● **Data for the task**
□ □ □ □ □

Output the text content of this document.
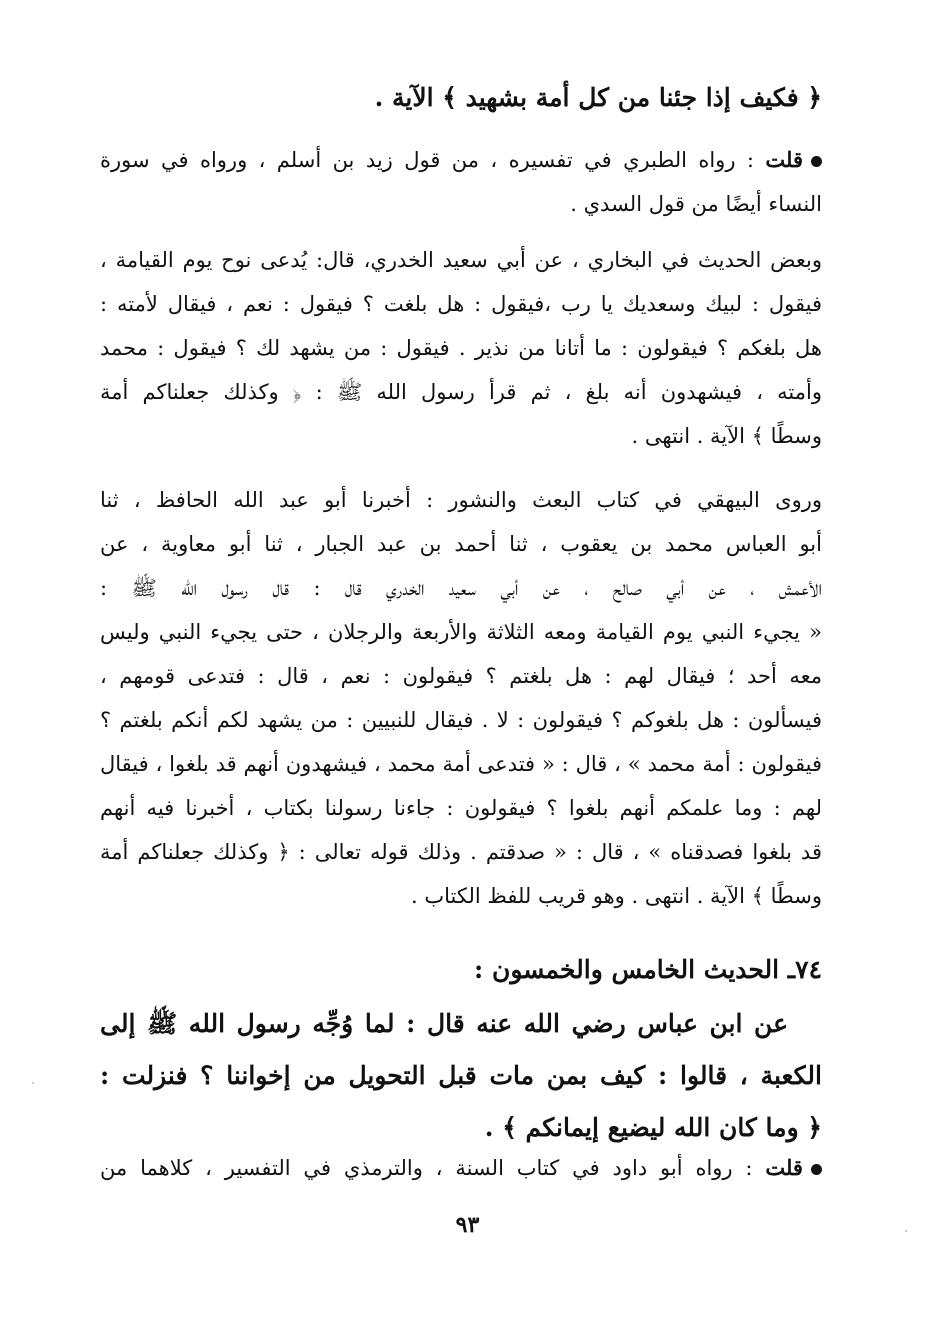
﴿ فكيف إذا جئنا من كل أمة بشهيد ﴾ الآية .
قلت : رواه الطبري في تفسيره ، من قول زيد بن أسلم ، ورواه في سورة
النساء أيضًا من قول السدي .
وبعض الحديث في البخاري ، عن أبي سعيد الخدري، قال: يُدعى نوح يوم القيامة ،
فيقول : لبيك وسعديك يا رب ،فيقول : هل بلغت ؟ فيقول : نعم ، فيقال لأمته :
هل بلغكم ؟ فيقولون : ما أتانا من نذير . فيقول : من يشهد لك ؟ فيقول : محمد
وأمته ، فيشهدون أنه بلغ ، ثم قرأ رسول الله ﷺ : ﴿ وكذلك جعلناكم أمة
وسطًا ﴾ الآية . انتهى .
وروى البيهقي في كتاب البعث والنشور : أخبرنا أبو عبد الله الحافظ ، ثنا
أبو العباس محمد بن يعقوب ، ثنا أحمد بن عبد الجبار ، ثنا أبو معاوية ، عن
الأعمش ، عن أبي صالح ، عن أبي سعيد الخدري قال : قال رسول الله ﷺ :
« يجيء النبي يوم القيامة ومعه الثلاثة والأربعة والرجلان ، حتى يجيء النبي وليس
معه أحد ؛ فيقال لهم : هل بلغتم ؟ فيقولون : نعم ، قال : فتدعى قومهم ،
فيسألون : هل بلغوكم ؟ فيقولون : لا . فيقال للنبيين : من يشهد لكم أنكم بلغتم ؟
فيقولون : أمة محمد » ، قال : « فتدعى أمة محمد ، فيشهدون أنهم قد بلغوا ، فيقال
لهم : وما علمكم أنهم بلغوا ؟ فيقولون : جاءنا رسولنا بكتاب ، أخبرنا فيه أنهم
قد بلغوا فصدقناه » ، قال : « صدقتم . وذلك قوله تعالى : ﴿ وكذلك جعلناكم أمة
وسطًا ﴾ الآية . انتهى . وهو قريب للفظ الكتاب .
٧٤ـ الحديث الخامس والخمسون :
عن ابن عباس رضي الله عنه قال : لما وُجِّه رسول الله ﷺ إلى
الكعبة ، قالوا : كيف بمن مات قبل التحويل من إخواننا ؟ فنزلت :
﴿ وما كان الله ليضيع إيمانكم ﴾ .
قلت : رواه أبو داود في كتاب السنة ، والترمذي في التفسير ، كلاهما من
٩٣
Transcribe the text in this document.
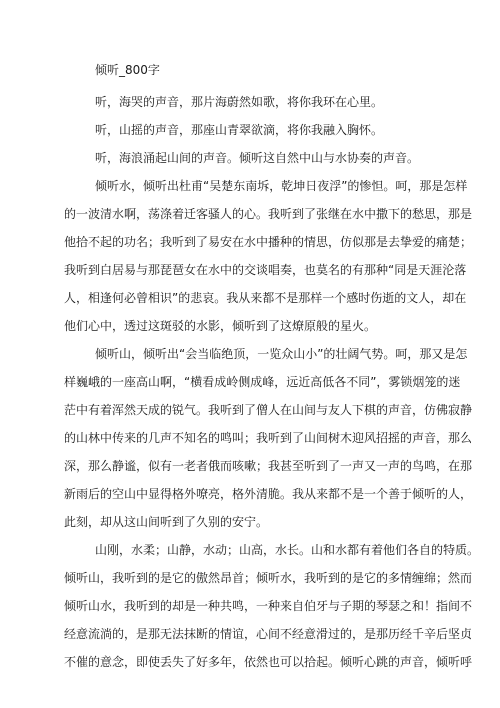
倾听_800字
听，海哭的声音，那片海蔚然如歌，将你我环在心里。
听，山摇的声音，那座山青翠欲滴，将你我融入胸怀。
听，海浪涌起山间的声音。倾听这自然中山与水协奏的声音。
倾听水，倾听出杜甫“吴楚东南坼，乾坤日夜浮”的惨怛。呵，那是怎样
的一波清水啊，荡涤着迁客骚人的心。我听到了张继在水中撒下的愁思，那是
他拾不起的功名；我听到了易安在水中播种的情思，仿似那是去挚爱的痛楚；
我听到白居易与那琵琶女在水中的交谈唱奏，也莫名的有那种“同是天涯沦落
人，相逢何必曾相识”的悲哀。我从来都不是那样一个感时伤逝的文人，却在
他们心中，透过这斑驳的水影，倾听到了这燎原般的星火。
倾听山，倾听出“会当临绝顶，一览众山小”的壮阔气势。呵，那又是怎
样巍峨的一座高山啊，“横看成岭侧成峰，远近高低各不同”，雾锁烟笼的迷
茫中有着浑然天成的锐气。我听到了僧人在山间与友人下棋的声音，仿佛寂静
的山林中传来的几声不知名的鸣叫；我听到了山间树木迎风招摇的声音，那么
深，那么静谧，似有一老者俄而咳嗽；我甚至听到了一声又一声的鸟鸣，在那
新雨后的空山中显得格外嘹亮，格外清脆。我从来都不是一个善于倾听的人，
此刻，却从这山间听到了久别的安宁。
山刚，水柔；山静，水动；山高，水长。山和水都有着他们各自的特质。
倾听山，我听到的是它的傲然昂首；倾听水，我听到的是它的多情缠绵；然而
倾听山水，我听到的却是一种共鸣，一种来自伯牙与子期的琴瑟之和！指间不
经意流淌的，是那无法抹断的情谊，心间不经意滑过的，是那历经千辛后坚贞
不催的意念，即使丢失了好多年，依然也可以拾起。倾听心跳的声音，倾听呼
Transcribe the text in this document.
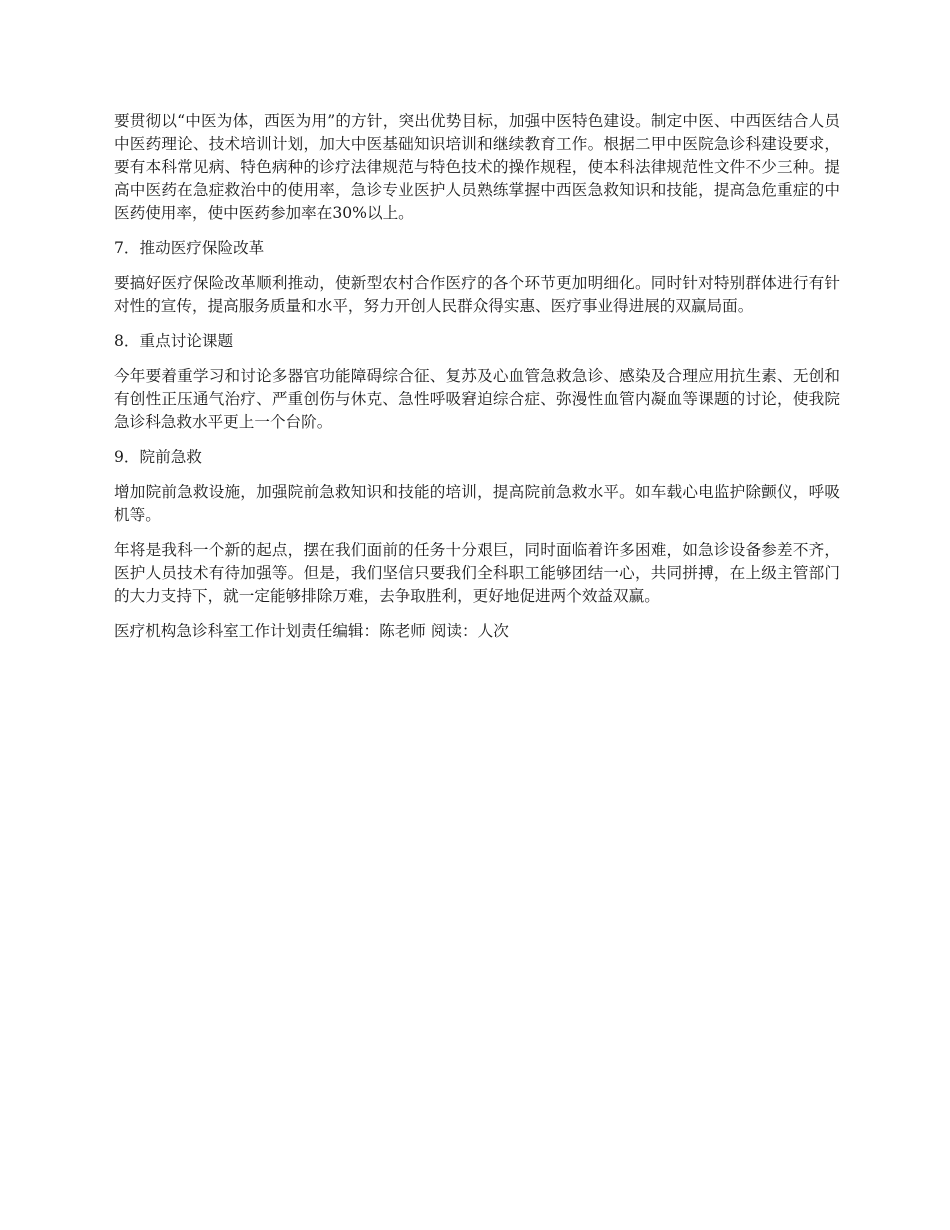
要贯彻以“中医为体，西医为用”的方针，突出优势目标，加强中医特色建设。制定中医、中西医结合人员中医药理论、技术培训计划，加大中医基础知识培训和继续教育工作。根据二甲中医院急诊科建设要求，要有本科常见病、特色病种的诊疗法律规范与特色技术的操作规程，使本科法律规范性文件不少三种。提高中医药在急症救治中的使用率，急诊专业医护人员熟练掌握中西医急救知识和技能，提高急危重症的中医药使用率，使中医药参加率在30%以上。

7．推动医疗保险改革

要搞好医疗保险改革顺利推动，使新型农村合作医疗的各个环节更加明细化。同时针对特别群体进行有针对性的宣传，提高服务质量和水平，努力开创人民群众得实惠、医疗事业得进展的双赢局面。

8．重点讨论课题

今年要着重学习和讨论多器官功能障碍综合征、复苏及心血管急救急诊、感染及合理应用抗生素、无创和有创性正压通气治疗、严重创伤与休克、急性呼吸窘迫综合症、弥漫性血管内凝血等课题的讨论，使我院急诊科急救水平更上一个台阶。

9．院前急救

增加院前急救设施，加强院前急救知识和技能的培训，提高院前急救水平。如车载心电监护除颤仪，呼吸机等。

年将是我科一个新的起点，摆在我们面前的任务十分艰巨，同时面临着许多困难，如急诊设备参差不齐，医护人员技术有待加强等。但是，我们坚信只要我们全科职工能够团结一心，共同拼搏，在上级主管部门的大力支持下，就一定能够排除万难，去争取胜利，更好地促进两个效益双赢。

医疗机构急诊科室工作计划责任编辑：陈老师 阅读：人次
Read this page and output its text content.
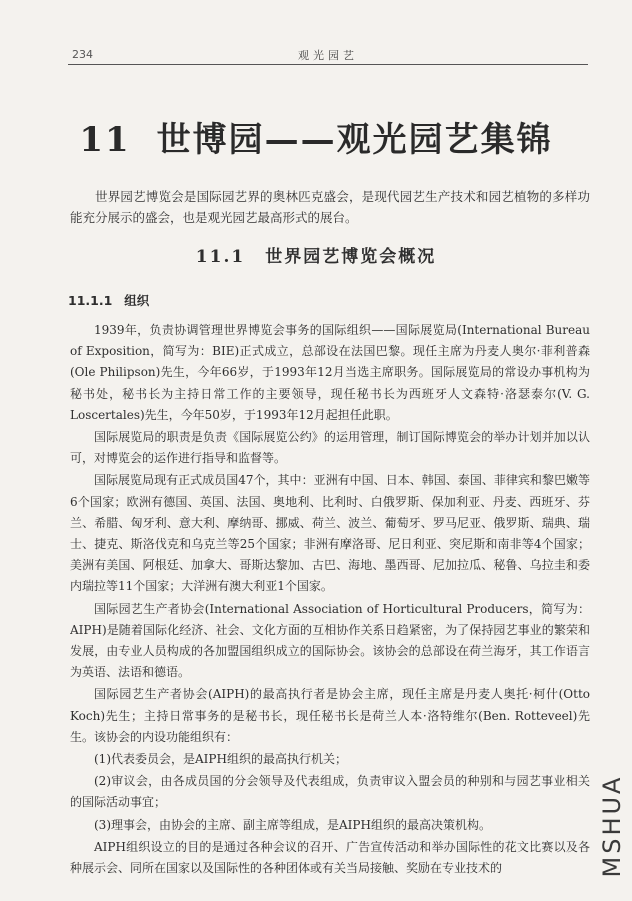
234	观光园艺
11 世博园——观光园艺集锦

世界园艺博览会是国际园艺界的奥林匹克盛会，是现代园艺生产技术和园艺植物的多样功能充分展示的盛会，也是观光园艺最高形式的展台。

11.1 世界园艺博览会概况
11.1.1 组织

1939年，负责协调管理世界博览会事务的国际组织——国际展览局(International Bureau of Exposition，简写为：BIE)正式成立，总部设在法国巴黎。现任主席为丹麦人奥尔·菲利普森(Ole Philipson)先生，今年66岁，于1993年12月当选主席职务。国际展览局的常设办事机构为秘书处，秘书长为主持日常工作的主要领导，现任秘书长为西班牙人文森特·洛瑟泰尔(V. G. Loscertales)先生，今年50岁，于1993年12月起担任此职。

国际展览局的职责是负责《国际展览公约》的运用管理，制订国际博览会的举办计划并加以认可，对博览会的运作进行指导和监督等。

国际展览局现有正式成员国47个，其中：亚洲有中国、日本、韩国、泰国、菲律宾和黎巴嫩等6个国家；欧洲有德国、英国、法国、奥地利、比利时、白俄罗斯、保加利亚、丹麦、西班牙、芬兰、希腊、匈牙利、意大利、摩纳哥、挪威、荷兰、波兰、葡萄牙、罗马尼亚、俄罗斯、瑞典、瑞士、捷克、斯洛伐克和乌克兰等25个国家；非洲有摩洛哥、尼日利亚、突尼斯和南非等4个国家；美洲有美国、阿根廷、加拿大、哥斯达黎加、古巴、海地、墨西哥、尼加拉瓜、秘鲁、乌拉圭和委内瑞拉等11个国家；大洋洲有澳大利亚1个国家。

国际园艺生产者协会(International Association of Horticultural Producers，简写为：AIPH)是随着国际化经济、社会、文化方面的互相协作关系日趋紧密，为了保持园艺事业的繁荣和发展，由专业人员构成的各加盟国组织成立的国际协会。该协会的总部设在荷兰海牙，其工作语言为英语、法语和德语。

国际园艺生产者协会(AIPH)的最高执行者是协会主席，现任主席是丹麦人奥托·柯什(Otto Koch)先生；主持日常事务的是秘书长，现任秘书长是荷兰人本·洛特维尔(Ben. Rotteveel)先生。该协会的内设功能组织有：

(1)代表委员会，是AIPH组织的最高执行机关；

(2)审议会，由各成员国的分会领导及代表组成，负责审议入盟会员的种别和与园艺事业相关的国际活动事宜；

(3)理事会，由协会的主席、副主席等组成，是AIPH组织的最高决策机构。

AIPH组织设立的目的是通过各种会议的召开、广告宣传活动和举办国际性的花文比赛以及各种展示会、同所在国家以及国际性的各种团体或有关当局接触、奖励在专业技术的	MSHUA
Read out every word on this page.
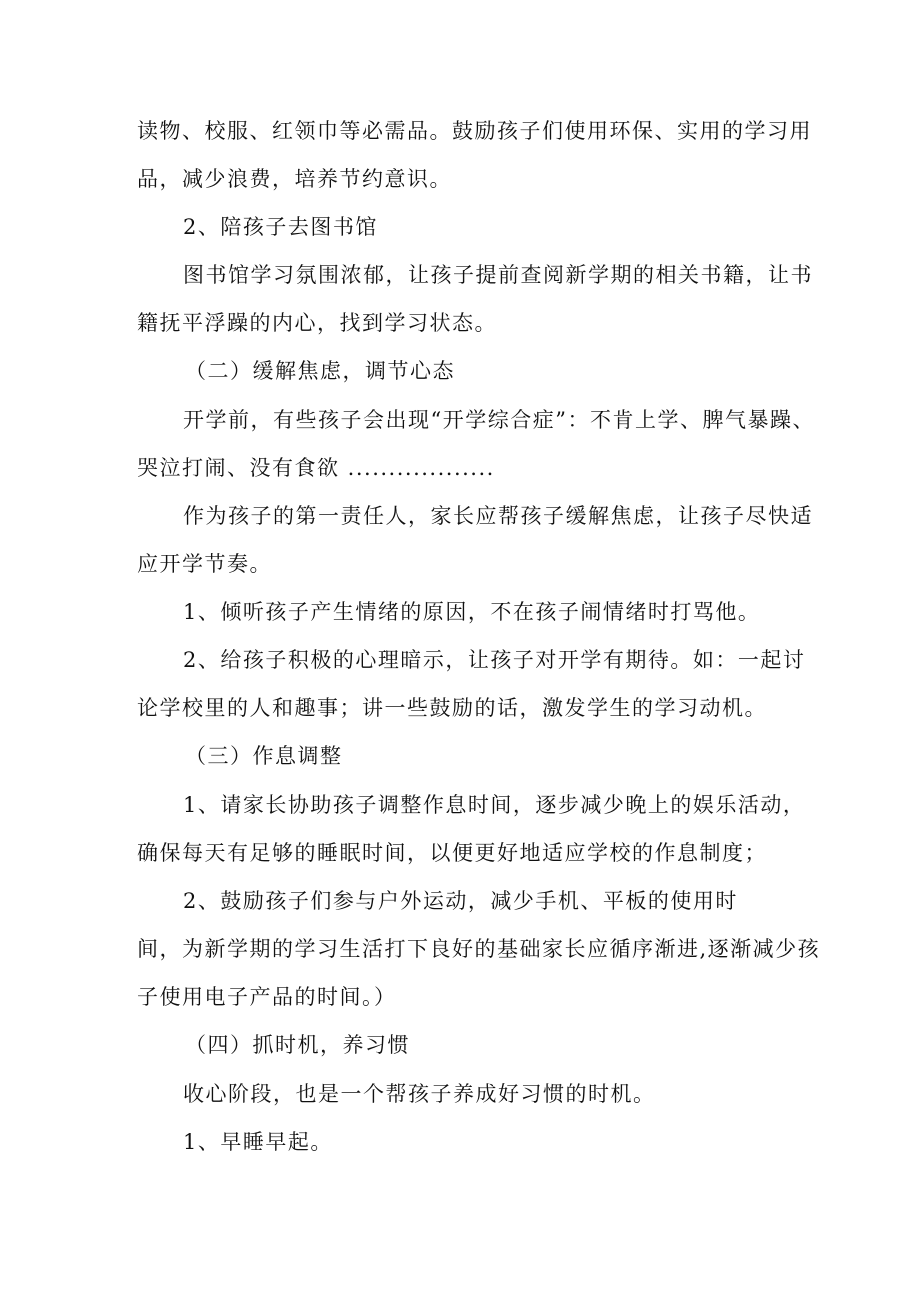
读物、校服、红领巾等必需品。鼓励孩子们使用环保、实用的学习用

品，减少浪费，培养节约意识。

2、陪孩子去图书馆

图书馆学习氛围浓郁，让孩子提前查阅新学期的相关书籍，让书

籍抚平浮躁的内心，找到学习状态。

（二）缓解焦虑，调节心态

开学前，有些孩子会出现“开学综合症”：不肯上学、脾气暴躁、

哭泣打闹、没有食欲 ..................

作为孩子的第一责任人，家长应帮孩子缓解焦虑，让孩子尽快适

应开学节奏。

1、倾听孩子产生情绪的原因，不在孩子闹情绪时打骂他。

2、给孩子积极的心理暗示，让孩子对开学有期待。如：一起讨

论学校里的人和趣事；讲一些鼓励的话，激发学生的学习动机。

（三）作息调整

1、请家长协助孩子调整作息时间，逐步减少晚上的娱乐活动，

确保每天有足够的睡眠时间，以便更好地适应学校的作息制度；

2、鼓励孩子们参与户外运动，减少手机、平板的使用时

间，为新学期的学习生活打下良好的基础家长应循序渐进,逐渐减少孩

子使用电子产品的时间。）

（四）抓时机，养习惯

收心阶段，也是一个帮孩子养成好习惯的时机。

1、早睡早起。
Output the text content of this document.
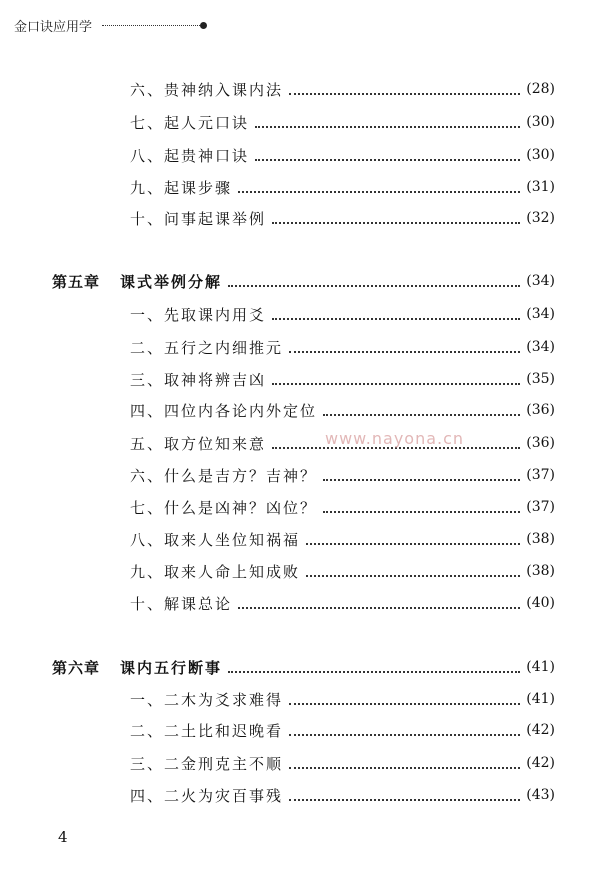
金口诀应用学
六、贵神纳入课内法	(28)
七、起人元口诀	(30)
八、起贵神口诀	(30)
九、起课步骤	(31)
十、问事起课举例	(32)
第五章 课式举例分解	(34)
一、先取课内用爻	(34)
二、五行之内细推元	(34)
三、取神将辨吉凶	(35)
四、四位内各论内外定位	(36)
五、取方位知来意	(36)
六、什么是吉方？吉神？	(37)
七、什么是凶神？凶位？	(37)
八、取来人坐位知祸福	(38)
九、取来人命上知成败	(38)
十、解课总论	(40)
第六章 课内五行断事	(41)
一、二木为爻求难得	(41)
二、二土比和迟晚看	(42)
三、二金刑克主不顺	(42)
四、二火为灾百事残	(43)
www.nayona.cn
4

□ □ □ □ □

● **What is being asked**
Return all the lines that contain the string "فيشهدون".

● **In response**
وأمته ، فيشهدون أنه بلغ ، ثم قرأ رسول الله ﷺ : ﴿ وكذلك جعلناكم أمة
فيقولون : أمة محمد » ، قال : « فتدعى أمة محمد ، فيشهدون أنهم قد بلغوا ، فيقال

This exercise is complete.